_What you should do_
Gather up the lines that contain "Слайд".

(Records from a collection)
····················

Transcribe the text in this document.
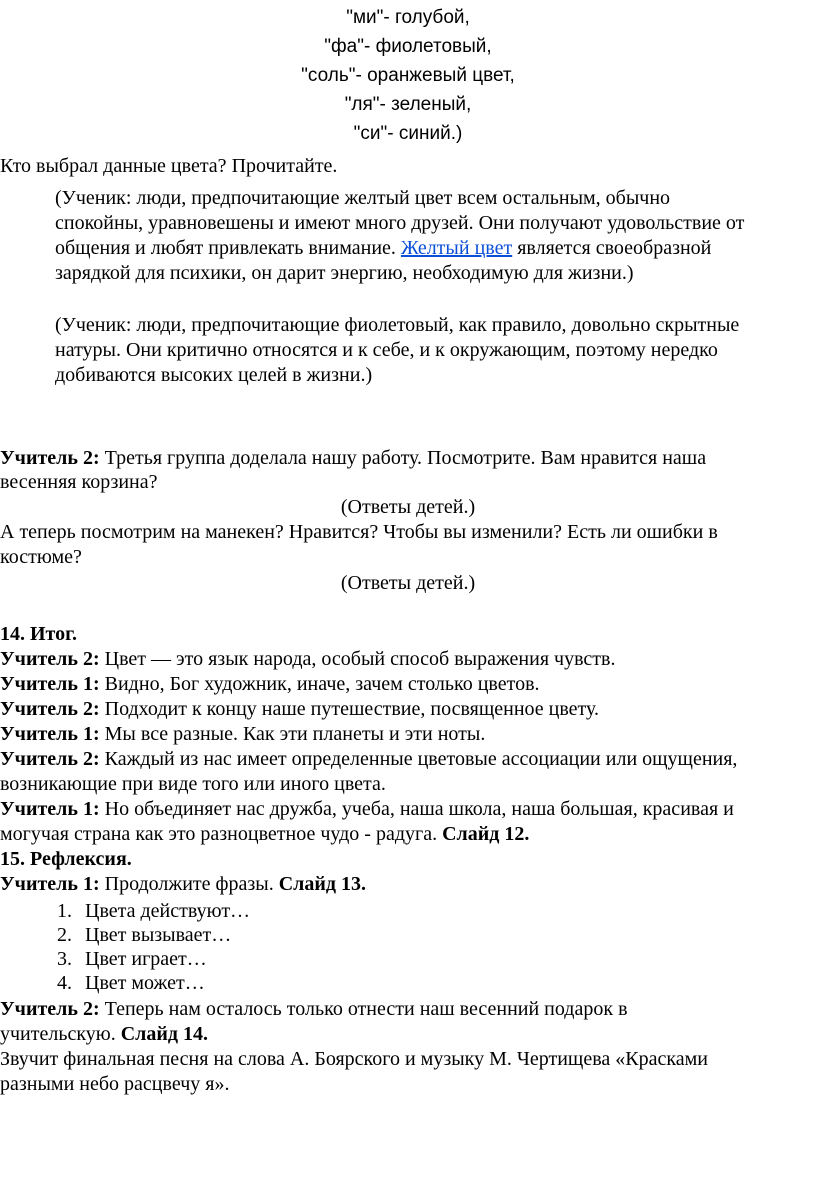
"ми"- голубой,
"фа"- фиолетовый,
"соль"- оранжевый цвет,
"ля"- зеленый,
"си"- синий.)
Кто выбрал данные цвета? Прочитайте.
(Ученик: люди, предпочитающие желтый цвет всем остальным, обычно
спокойны, уравновешены и имеют много друзей. Они получают удовольствие от
общения и любят привлекать внимание. Желтый цвет является своеобразной
зарядкой для психики, он дарит энергию, необходимую для жизни.)
(Ученик: люди, предпочитающие фиолетовый, как правило, довольно скрытные
натуры. Они критично относятся и к себе, и к окружающим, поэтому нередко
добиваются высоких целей в жизни.)
Учитель 2: Третья группа доделала нашу работу. Посмотрите. Вам нравится наша
весенняя корзина?
(Ответы детей.)
А теперь посмотрим на манекен? Нравится? Чтобы вы изменили? Есть ли ошибки в
костюме?
(Ответы детей.)
14. Итог.
Учитель 2: Цвет — это язык народа, особый способ выражения чувств.
Учитель 1: Видно, Бог художник, иначе, зачем столько цветов.
Учитель 2: Подходит к концу наше путешествие, посвященное цвету.
Учитель 1: Мы все разные. Как эти планеты и эти ноты.
Учитель 2: Каждый из нас имеет определенные цветовые ассоциации или ощущения,
возникающие при виде того или иного цвета.
Учитель 1: Но объединяет нас дружба, учеба, наша школа, наша большая, красивая и
могучая страна как это разноцветное чудо - радуга. Слайд 12.
15. Рефлексия.
Учитель 1: Продолжите фразы. Слайд 13.
1. Цвета действуют…
2. Цвет вызывает…
3. Цвет играет…
4. Цвет может…
Учитель 2: Теперь нам осталось только отнести наш весенний подарок в
учительскую. Слайд 14.
Звучит финальная песня на слова А. Боярского и музыку М. Чертищева «Красками
разными небо расцвечу я».
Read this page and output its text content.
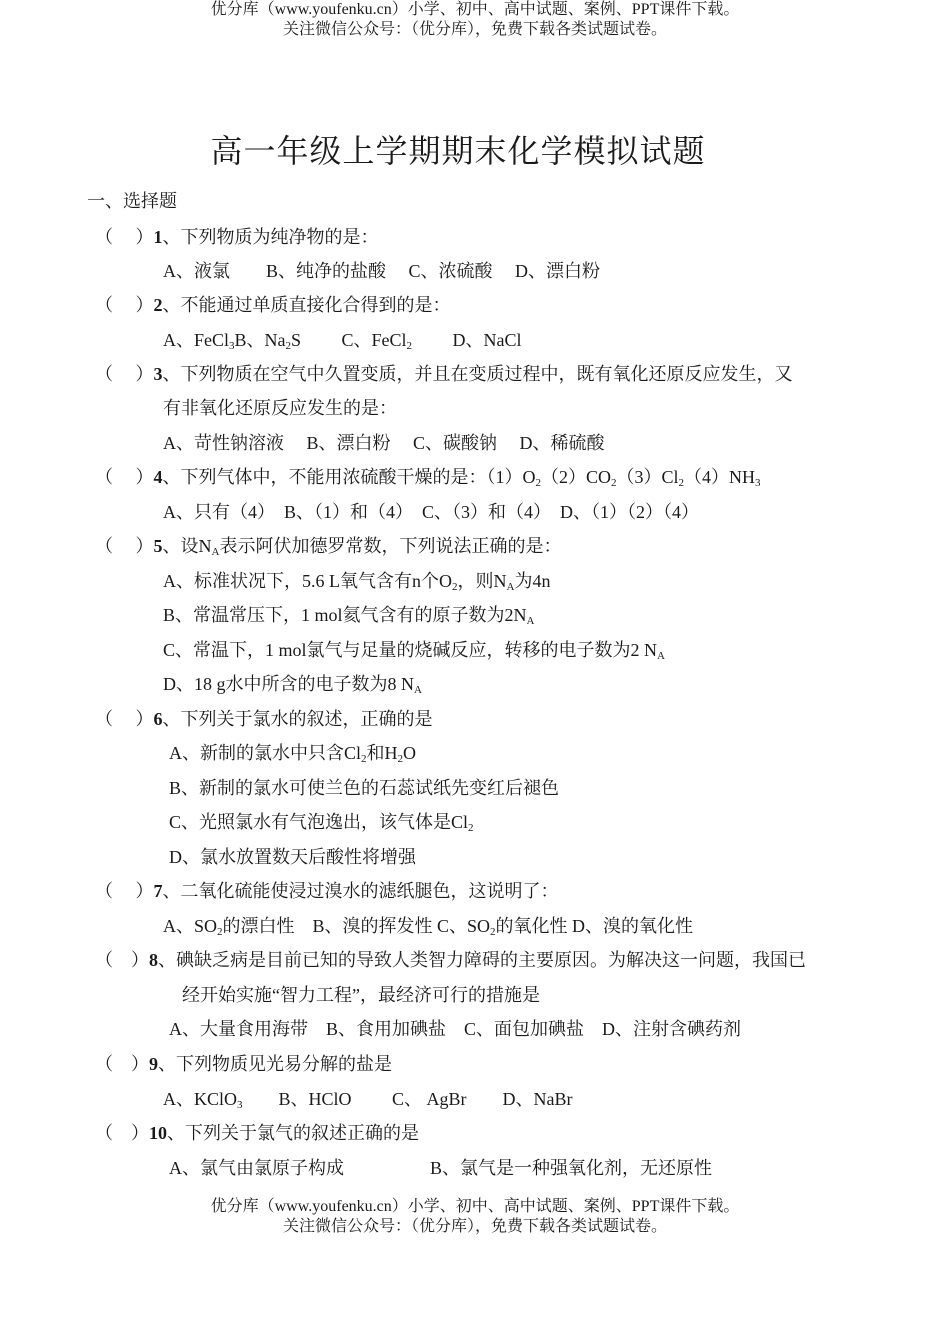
优分库（www.youfenku.cn）小学、初中、高中试题、案例、PPT课件下载。
关注微信公众号：（优分库），免费下载各类试题试卷。
高一年级上学期期末化学模拟试题
一、选择题
（　 ）1、下列物质为纯净物的是：
A、液氯　　B、纯净的盐酸　 C、浓硫酸　 D、漂白粉
（　 ）2、不能通过单质直接化合得到的是：
A、FeCl$_3$B、$Na_2S$　　 C、FeCl$_2$　　 D、NaCl
（　 ）3、下列物质在空气中久置变质，并且在变质过程中，既有氧化还原反应发生，又
有非氧化还原反应发生的是：
A、苛性钠溶液　 B、漂白粉　 C、碳酸钠　 D、稀硫酸
（　 ）4、下列气体中，不能用浓硫酸干燥的是：$(1)O_2(2)CO_2(3)Cl_2(4)NH_3$
A、只有（4）　B、（1）和（4）　C、（3）和（4）　D、（1）（2）（4）
（　 ）5、设$N_A$表示阿伏加德罗常数，下列说法正确的是：
A、标准状况下，5.6 L氧气含有n个$O_2$，则$N_A$为4n
B、常温常压下，1 mol氦气含有的原子数为$2N_A$
C、常温下，1 mol氯气与足量的烧碱反应，转移的电子数为2 $N_A$
D、18 g水中所含的电子数为8 $N_A$
（　 ）6、下列关于氯水的叙述，正确的是
A、新制的氯水中只含$Cl_2$和$H_2O$
B、新制的氯水可使兰色的石蕊试纸先变红后褪色
C、光照氯水有气泡逸出，该气体是$Cl_2$
D、氯水放置数天后酸性将增强
（　 ）7、二氧化硫能使浸过溴水的滤纸腿色，这说明了：
A、$SO_2$的漂白性　B、溴的挥发性 C、$SO_2$的氧化性 D、溴的氧化性
（　）8、碘缺乏病是目前已知的导致人类智力障碍的主要原因。为解决这一问题，我国已
经开始实施“智力工程”，最经济可行的措施是
A、大量食用海带　B、食用加碘盐　C、面包加碘盐　D、注射含碘药剂
（　）9、下列物质见光易分解的盐是
A、KClO$_3$　　B、HClO　　 C、 AgBr　　D、NaBr
（　）10、下列关于氯气的叙述正确的是
A、氯气由氯原子构成	B、氯气是一种强氧化剂，无还原性
优分库（www.youfenku.cn）小学、初中、高中试题、案例、PPT课件下载。
关注微信公众号：（优分库），免费下载各类试题试卷。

····················

_Task response_
могучая страна как это разноцветное чудо - радуга. Слайд 12.
Учитель 1: Продолжите фразы. Слайд 13.
учительскую. Слайд 14.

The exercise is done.